Please write out the material below word for word and line for line, leaving out the pictures.

○ ○ ○ ○

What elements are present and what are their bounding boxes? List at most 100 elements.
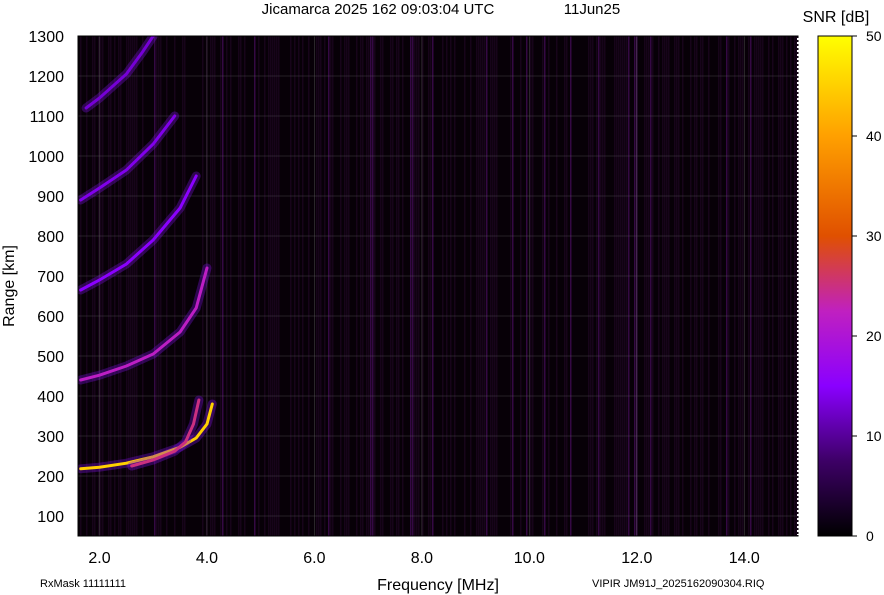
noise-column bbox=[510, 36, 512, 536]
noise-column bbox=[100, 36, 102, 536]
y-tick-label: 900 bbox=[37, 189, 64, 206]
chart-title: Jicamarca 2025 162 09:03:04 UTC bbox=[262, 1, 495, 18]
noise-column bbox=[676, 36, 678, 536]
noise-column bbox=[258, 36, 260, 536]
y-tick-label: 200 bbox=[37, 469, 64, 486]
noise-column bbox=[494, 36, 496, 536]
noise-column bbox=[264, 36, 266, 536]
noise-column bbox=[278, 36, 280, 536]
noise-column bbox=[272, 36, 274, 536]
x-tick-label: 14.0 bbox=[729, 550, 760, 567]
noise-column bbox=[646, 36, 648, 536]
noise-column bbox=[648, 36, 650, 536]
noise-column bbox=[620, 36, 622, 536]
colorbar-tick-label: 50 bbox=[866, 28, 882, 44]
noise-column bbox=[748, 36, 750, 536]
noise-column bbox=[482, 36, 484, 536]
noise-column bbox=[332, 36, 334, 536]
x-tick-label: 12.0 bbox=[621, 550, 652, 567]
noise-column bbox=[486, 36, 488, 536]
noise-column bbox=[412, 36, 414, 536]
colorbar bbox=[817, 35, 853, 537]
noise-column bbox=[182, 36, 184, 536]
noise-column bbox=[222, 36, 224, 536]
x-axis-label: Frequency [MHz] bbox=[377, 577, 499, 594]
noise-column bbox=[626, 36, 628, 536]
noise-column bbox=[496, 36, 498, 536]
y-tick-labels: 100 200 300 400 500 600 700 800 900 1000 1100 1200 1… bbox=[28, 29, 64, 526]
noise-column bbox=[728, 36, 730, 536]
noise-column bbox=[530, 36, 532, 536]
noise-column bbox=[696, 36, 698, 536]
noise-column bbox=[702, 36, 704, 536]
noise-column bbox=[734, 36, 736, 536]
noise-column bbox=[614, 36, 616, 536]
noise-column bbox=[780, 36, 782, 536]
noise-column bbox=[344, 36, 346, 536]
noise-column bbox=[432, 36, 434, 536]
noise-column bbox=[644, 36, 646, 536]
noise-column bbox=[590, 36, 592, 536]
noise-column bbox=[382, 36, 384, 536]
noise-column bbox=[772, 36, 774, 536]
noise-column bbox=[570, 36, 572, 536]
noise-column bbox=[542, 36, 544, 536]
noise-column bbox=[628, 36, 630, 536]
noise-column bbox=[102, 36, 104, 536]
noise-column bbox=[526, 36, 528, 536]
colorbar-tick-label: 10 bbox=[866, 428, 882, 444]
noise-column bbox=[374, 36, 376, 536]
noise-column bbox=[600, 36, 602, 536]
noise-column bbox=[446, 36, 448, 536]
noise-column bbox=[618, 36, 620, 536]
noise-column bbox=[758, 36, 760, 536]
y-tick-label: 1200 bbox=[28, 69, 64, 86]
x-tick-label: 10.0 bbox=[514, 550, 545, 567]
noise-column bbox=[708, 36, 710, 536]
noise-column bbox=[652, 36, 654, 536]
y-tick-label: 100 bbox=[37, 509, 64, 526]
noise-column bbox=[544, 36, 546, 536]
noise-column bbox=[668, 36, 670, 536]
noise-column bbox=[230, 36, 232, 536]
noise-column bbox=[484, 36, 486, 536]
noise-column bbox=[690, 36, 692, 536]
colorbar-ticks: 0 10 20 30 40 50 bbox=[852, 28, 882, 544]
noise-column bbox=[372, 36, 374, 536]
colorbar-tick-label: 0 bbox=[866, 528, 874, 544]
noise-column bbox=[328, 36, 330, 536]
noise-column bbox=[720, 36, 722, 536]
noise-column bbox=[700, 36, 702, 536]
noise-column bbox=[750, 36, 752, 536]
noise-column bbox=[512, 36, 514, 536]
noise-column bbox=[270, 36, 272, 536]
y-tick-label: 1000 bbox=[28, 149, 64, 166]
noise-column bbox=[762, 36, 764, 536]
noise-column bbox=[274, 36, 276, 536]
noise-column bbox=[302, 36, 304, 536]
noise-column bbox=[564, 36, 566, 536]
noise-column bbox=[532, 36, 534, 536]
noise-column bbox=[268, 36, 270, 536]
noise-column bbox=[520, 36, 522, 536]
noise-column bbox=[786, 36, 788, 536]
noise-column bbox=[416, 36, 418, 536]
noise-column bbox=[396, 36, 398, 536]
noise-column bbox=[428, 36, 430, 536]
noise-column bbox=[450, 36, 452, 536]
noise-column bbox=[624, 36, 626, 536]
noise-column bbox=[254, 36, 256, 536]
noise-column bbox=[598, 36, 600, 536]
noise-column bbox=[166, 36, 168, 536]
noise-column bbox=[790, 36, 792, 536]
colorbar-tick-label: 40 bbox=[866, 128, 882, 144]
noise-column bbox=[398, 36, 400, 536]
noise-column bbox=[596, 36, 598, 536]
noise-column bbox=[226, 36, 228, 536]
noise-column bbox=[662, 36, 664, 536]
colorbar-label: SNR [dB] bbox=[803, 9, 870, 26]
noise-column bbox=[330, 36, 332, 536]
noise-column bbox=[464, 36, 466, 536]
y-tick-label: 400 bbox=[37, 389, 64, 406]
noise-column bbox=[666, 36, 668, 536]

○ ○ ○ ○

__Solution for this problem__:
What elements are present and what are their bounding boxes? List at most 100 elements.
noise-column bbox=[510, 36, 512, 536]
noise-column bbox=[100, 36, 102, 536]
y-tick-label: 900 bbox=[37, 189, 64, 206]
chart-title: Jicamarca 2025 162 09:03:04 UTC bbox=[262, 1, 495, 18]
noise-column bbox=[676, 36, 678, 536]
noise-column bbox=[258, 36, 260, 536]
y-tick-label: 200 bbox=[37, 469, 64, 486]
noise-column bbox=[494, 36, 496, 536]
noise-column bbox=[264, 36, 266, 536]
noise-column bbox=[278, 36, 280, 536]
noise-column bbox=[272, 36, 274, 536]
x-tick-label: 14.0 bbox=[729, 550, 760, 567]
noise-column bbox=[646, 36, 648, 536]
noise-column bbox=[648, 36, 650, 536]
noise-column bbox=[620, 36, 622, 536]
colorbar-tick-label: 50 bbox=[866, 28, 882, 44]
noise-column bbox=[748, 36, 750, 536]
noise-column bbox=[482, 36, 484, 536]
noise-column bbox=[332, 36, 334, 536]
x-tick-label: 12.0 bbox=[621, 550, 652, 567]
noise-column bbox=[486, 36, 488, 536]
noise-column bbox=[412, 36, 414, 536]
colorbar bbox=[817, 35, 853, 537]
noise-column bbox=[182, 36, 184, 536]
noise-column bbox=[222, 36, 224, 536]
x-axis-label: Frequency [MHz] bbox=[377, 577, 499, 594]
noise-column bbox=[626, 36, 628, 536]
noise-column bbox=[496, 36, 498, 536]
y-tick-labels: 100 200 300 400 500 600 700 800 900 1000 1100 1200 1… bbox=[28, 29, 64, 526]
noise-column bbox=[728, 36, 730, 536]
noise-column bbox=[530, 36, 532, 536]
noise-column bbox=[696, 36, 698, 536]
noise-column bbox=[702, 36, 704, 536]
noise-column bbox=[734, 36, 736, 536]
noise-column bbox=[614, 36, 616, 536]
noise-column bbox=[780, 36, 782, 536]
noise-column bbox=[344, 36, 346, 536]
noise-column bbox=[432, 36, 434, 536]
noise-column bbox=[644, 36, 646, 536]
noise-column bbox=[590, 36, 592, 536]
noise-column bbox=[382, 36, 384, 536]
noise-column bbox=[772, 36, 774, 536]
noise-column bbox=[570, 36, 572, 536]
noise-column bbox=[542, 36, 544, 536]
noise-column bbox=[628, 36, 630, 536]
noise-column bbox=[102, 36, 104, 536]
noise-column bbox=[526, 36, 528, 536]
colorbar-tick-label: 10 bbox=[866, 428, 882, 444]
noise-column bbox=[374, 36, 376, 536]
noise-column bbox=[600, 36, 602, 536]
noise-column bbox=[446, 36, 448, 536]
noise-column bbox=[618, 36, 620, 536]
noise-column bbox=[758, 36, 760, 536]
y-tick-label: 1200 bbox=[28, 69, 64, 86]
x-tick-label: 10.0 bbox=[514, 550, 545, 567]
noise-column bbox=[708, 36, 710, 536]
noise-column bbox=[652, 36, 654, 536]
y-tick-label: 100 bbox=[37, 509, 64, 526]
noise-column bbox=[544, 36, 546, 536]
noise-column bbox=[668, 36, 670, 536]
noise-column bbox=[230, 36, 232, 536]
noise-column bbox=[484, 36, 486, 536]
noise-column bbox=[690, 36, 692, 536]
colorbar-ticks: 0 10 20 30 40 50 bbox=[852, 28, 882, 544]
noise-column bbox=[372, 36, 374, 536]
colorbar-tick-label: 0 bbox=[866, 528, 874, 544]
noise-column bbox=[328, 36, 330, 536]
noise-column bbox=[720, 36, 722, 536]
noise-column bbox=[700, 36, 702, 536]
noise-column bbox=[750, 36, 752, 536]
noise-column bbox=[512, 36, 514, 536]
noise-column bbox=[270, 36, 272, 536]
y-tick-label: 1000 bbox=[28, 149, 64, 166]
noise-column bbox=[762, 36, 764, 536]
noise-column bbox=[274, 36, 276, 536]
noise-column bbox=[302, 36, 304, 536]
noise-column bbox=[564, 36, 566, 536]
noise-column bbox=[532, 36, 534, 536]
noise-column bbox=[268, 36, 270, 536]
noise-column bbox=[520, 36, 522, 536]
noise-column bbox=[786, 36, 788, 536]
noise-column bbox=[416, 36, 418, 536]
noise-column bbox=[396, 36, 398, 536]
noise-column bbox=[428, 36, 430, 536]
noise-column bbox=[450, 36, 452, 536]
noise-column bbox=[624, 36, 626, 536]
noise-column bbox=[254, 36, 256, 536]
noise-column bbox=[598, 36, 600, 536]
noise-column bbox=[166, 36, 168, 536]
noise-column bbox=[790, 36, 792, 536]
colorbar-tick-label: 40 bbox=[866, 128, 882, 144]
noise-column bbox=[398, 36, 400, 536]
noise-column bbox=[596, 36, 598, 536]
noise-column bbox=[226, 36, 228, 536]
noise-column bbox=[662, 36, 664, 536]
colorbar-label: SNR [dB] bbox=[803, 9, 870, 26]
noise-column bbox=[330, 36, 332, 536]
noise-column bbox=[464, 36, 466, 536]
y-tick-label: 400 bbox=[37, 389, 64, 406]
noise-column bbox=[666, 36, 668, 536]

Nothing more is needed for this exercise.